◆ Task data ◆
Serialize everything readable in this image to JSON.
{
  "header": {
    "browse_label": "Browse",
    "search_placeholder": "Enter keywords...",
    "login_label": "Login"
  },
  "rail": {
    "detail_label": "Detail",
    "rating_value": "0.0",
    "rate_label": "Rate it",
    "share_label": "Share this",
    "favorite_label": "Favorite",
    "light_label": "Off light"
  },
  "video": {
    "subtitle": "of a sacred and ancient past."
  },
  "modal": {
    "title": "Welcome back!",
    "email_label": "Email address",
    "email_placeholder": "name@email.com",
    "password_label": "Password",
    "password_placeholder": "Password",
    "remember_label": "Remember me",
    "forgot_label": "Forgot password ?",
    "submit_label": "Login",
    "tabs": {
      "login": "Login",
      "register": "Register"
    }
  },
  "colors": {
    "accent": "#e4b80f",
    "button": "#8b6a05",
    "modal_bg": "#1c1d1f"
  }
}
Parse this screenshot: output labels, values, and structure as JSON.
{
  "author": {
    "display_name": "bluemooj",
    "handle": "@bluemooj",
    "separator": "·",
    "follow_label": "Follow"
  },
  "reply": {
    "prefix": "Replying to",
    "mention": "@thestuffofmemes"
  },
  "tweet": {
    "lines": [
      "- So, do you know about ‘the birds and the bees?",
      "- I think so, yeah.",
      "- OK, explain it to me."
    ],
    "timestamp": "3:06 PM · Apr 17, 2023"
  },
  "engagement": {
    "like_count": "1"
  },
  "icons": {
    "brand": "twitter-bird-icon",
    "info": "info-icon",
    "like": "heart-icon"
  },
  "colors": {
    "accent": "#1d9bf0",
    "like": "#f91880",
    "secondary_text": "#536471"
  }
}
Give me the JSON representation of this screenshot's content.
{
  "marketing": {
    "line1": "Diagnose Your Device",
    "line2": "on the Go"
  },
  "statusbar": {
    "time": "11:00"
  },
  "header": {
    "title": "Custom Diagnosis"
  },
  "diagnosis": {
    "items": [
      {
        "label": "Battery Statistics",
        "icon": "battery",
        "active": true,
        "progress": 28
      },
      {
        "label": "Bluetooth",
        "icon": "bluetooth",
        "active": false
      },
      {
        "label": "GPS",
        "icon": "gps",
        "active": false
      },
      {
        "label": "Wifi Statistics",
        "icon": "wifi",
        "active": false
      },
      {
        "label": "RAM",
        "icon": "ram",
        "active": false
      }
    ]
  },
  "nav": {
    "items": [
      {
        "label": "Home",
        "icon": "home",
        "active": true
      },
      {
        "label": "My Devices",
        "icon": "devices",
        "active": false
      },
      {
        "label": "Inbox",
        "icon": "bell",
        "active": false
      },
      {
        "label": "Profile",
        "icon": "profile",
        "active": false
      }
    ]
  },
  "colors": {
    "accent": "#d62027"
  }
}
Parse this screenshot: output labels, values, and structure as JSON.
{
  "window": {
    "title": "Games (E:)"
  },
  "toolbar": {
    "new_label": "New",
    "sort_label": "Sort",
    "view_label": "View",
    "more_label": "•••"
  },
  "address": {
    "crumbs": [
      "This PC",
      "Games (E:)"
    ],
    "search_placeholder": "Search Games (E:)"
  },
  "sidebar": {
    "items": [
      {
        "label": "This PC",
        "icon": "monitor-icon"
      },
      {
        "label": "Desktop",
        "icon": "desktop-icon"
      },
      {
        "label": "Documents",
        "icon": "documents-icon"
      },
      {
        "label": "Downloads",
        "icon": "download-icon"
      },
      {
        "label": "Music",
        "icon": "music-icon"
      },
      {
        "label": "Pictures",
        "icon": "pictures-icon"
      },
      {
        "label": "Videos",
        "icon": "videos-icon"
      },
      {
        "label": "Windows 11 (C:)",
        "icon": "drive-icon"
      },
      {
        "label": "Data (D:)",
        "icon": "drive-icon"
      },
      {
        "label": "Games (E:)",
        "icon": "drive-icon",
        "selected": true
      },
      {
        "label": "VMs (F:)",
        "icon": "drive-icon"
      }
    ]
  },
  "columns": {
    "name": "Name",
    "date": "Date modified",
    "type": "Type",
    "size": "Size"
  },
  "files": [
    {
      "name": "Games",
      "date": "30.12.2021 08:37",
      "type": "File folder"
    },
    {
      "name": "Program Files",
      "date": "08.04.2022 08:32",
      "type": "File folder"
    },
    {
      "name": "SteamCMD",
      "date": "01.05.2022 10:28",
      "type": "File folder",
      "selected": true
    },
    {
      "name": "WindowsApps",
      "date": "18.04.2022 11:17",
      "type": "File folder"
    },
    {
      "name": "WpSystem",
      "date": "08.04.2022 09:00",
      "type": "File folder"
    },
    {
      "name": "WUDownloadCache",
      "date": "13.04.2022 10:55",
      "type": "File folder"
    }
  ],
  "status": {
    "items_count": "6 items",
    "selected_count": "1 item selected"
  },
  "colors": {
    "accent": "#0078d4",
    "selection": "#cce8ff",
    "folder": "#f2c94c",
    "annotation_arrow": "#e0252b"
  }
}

◆ Aim of the exercise ◆
Reproduce the entire listing word for word.

◆ Full answer ◆
Serialize everything readable in this image to JSON.
{
  "header": {
    "browse_label": "Browse",
    "search_placeholder": "Enter keywords...",
    "login_label": "Login"
  },
  "rail": {
    "detail_label": "Detail",
    "rating_value": "0.0",
    "rate_label": "Rate it",
    "share_label": "Share this",
    "favorite_label": "Favorite",
    "light_label": "Off light"
  },
  "video": {
    "subtitle": "of a sacred and ancient past."
  },
  "modal": {
    "title": "Welcome back!",
    "email_label": "Email address",
    "email_placeholder": "name@email.com",
    "password_label": "Password",
    "password_placeholder": "Password",
    "remember_label": "Remember me",
    "forgot_label": "Forgot password ?",
    "submit_label": "Login",
    "tabs": {
      "login": "Login",
      "register": "Register"
    }
  },
  "colors": {
    "accent": "#e4b80f",
    "button": "#8b6a05",
    "modal_bg": "#1c1d1f"
  }
}
Parse this screenshot: output labels, values, and structure as JSON.
{
  "author": {
    "display_name": "bluemooj",
    "handle": "@bluemooj",
    "separator": "·",
    "follow_label": "Follow"
  },
  "reply": {
    "prefix": "Replying to",
    "mention": "@thestuffofmemes"
  },
  "tweet": {
    "lines": [
      "- So, do you know about ‘the birds and the bees?",
      "- I think so, yeah.",
      "- OK, explain it to me."
    ],
    "timestamp": "3:06 PM · Apr 17, 2023"
  },
  "engagement": {
    "like_count": "1"
  },
  "icons": {
    "brand": "twitter-bird-icon",
    "info": "info-icon",
    "like": "heart-icon"
  },
  "colors": {
    "accent": "#1d9bf0",
    "like": "#f91880",
    "secondary_text": "#536471"
  }
}
Give me the JSON representation of this screenshot's content.
{
  "marketing": {
    "line1": "Diagnose Your Device",
    "line2": "on the Go"
  },
  "statusbar": {
    "time": "11:00"
  },
  "header": {
    "title": "Custom Diagnosis"
  },
  "diagnosis": {
    "items": [
      {
        "label": "Battery Statistics",
        "icon": "battery",
        "active": true,
        "progress": 28
      },
      {
        "label": "Bluetooth",
        "icon": "bluetooth",
        "active": false
      },
      {
        "label": "GPS",
        "icon": "gps",
        "active": false
      },
      {
        "label": "Wifi Statistics",
        "icon": "wifi",
        "active": false
      },
      {
        "label": "RAM",
        "icon": "ram",
        "active": false
      }
    ]
  },
  "nav": {
    "items": [
      {
        "label": "Home",
        "icon": "home",
        "active": true
      },
      {
        "label": "My Devices",
        "icon": "devices",
        "active": false
      },
      {
        "label": "Inbox",
        "icon": "bell",
        "active": false
      },
      {
        "label": "Profile",
        "icon": "profile",
        "active": false
      }
    ]
  },
  "colors": {
    "accent": "#d62027"
  }
}
Parse this screenshot: output labels, values, and structure as JSON.
{
  "window": {
    "title": "Games (E:)"
  },
  "toolbar": {
    "new_label": "New",
    "sort_label": "Sort",
    "view_label": "View",
    "more_label": "•••"
  },
  "address": {
    "crumbs": [
      "This PC",
      "Games (E:)"
    ],
    "search_placeholder": "Search Games (E:)"
  },
  "sidebar": {
    "items": [
      {
        "label": "This PC",
        "icon": "monitor-icon"
      },
      {
        "label": "Desktop",
        "icon": "desktop-icon"
      },
      {
        "label": "Documents",
        "icon": "documents-icon"
      },
      {
        "label": "Downloads",
        "icon": "download-icon"
      },
      {
        "label": "Music",
        "icon": "music-icon"
      },
      {
        "label": "Pictures",
        "icon": "pictures-icon"
      },
      {
        "label": "Videos",
        "icon": "videos-icon"
      },
      {
        "label": "Windows 11 (C:)",
        "icon": "drive-icon"
      },
      {
        "label": "Data (D:)",
        "icon": "drive-icon"
      },
      {
        "label": "Games (E:)",
        "icon": "drive-icon",
        "selected": true
      },
      {
        "label": "VMs (F:)",
        "icon": "drive-icon"
      }
    ]
  },
  "columns": {
    "name": "Name",
    "date": "Date modified",
    "type": "Type",
    "size": "Size"
  },
  "files": [
    {
      "name": "Games",
      "date": "30.12.2021 08:37",
      "type": "File folder"
    },
    {
      "name": "Program Files",
      "date": "08.04.2022 08:32",
      "type": "File folder"
    },
    {
      "name": "SteamCMD",
      "date": "01.05.2022 10:28",
      "type": "File folder",
      "selected": true
    },
    {
      "name": "WindowsApps",
      "date": "18.04.2022 11:17",
      "type": "File folder"
    },
    {
      "name": "WpSystem",
      "date": "08.04.2022 09:00",
      "type": "File folder"
    },
    {
      "name": "WUDownloadCache",
      "date": "13.04.2022 10:55",
      "type": "File folder"
    }
  ],
  "status": {
    "items_count": "6 items",
    "selected_count": "1 item selected"
  },
  "colors": {
    "accent": "#0078d4",
    "selection": "#cce8ff",
    "folder": "#f2c94c",
    "annotation_arrow": "#e0252b"
  }
}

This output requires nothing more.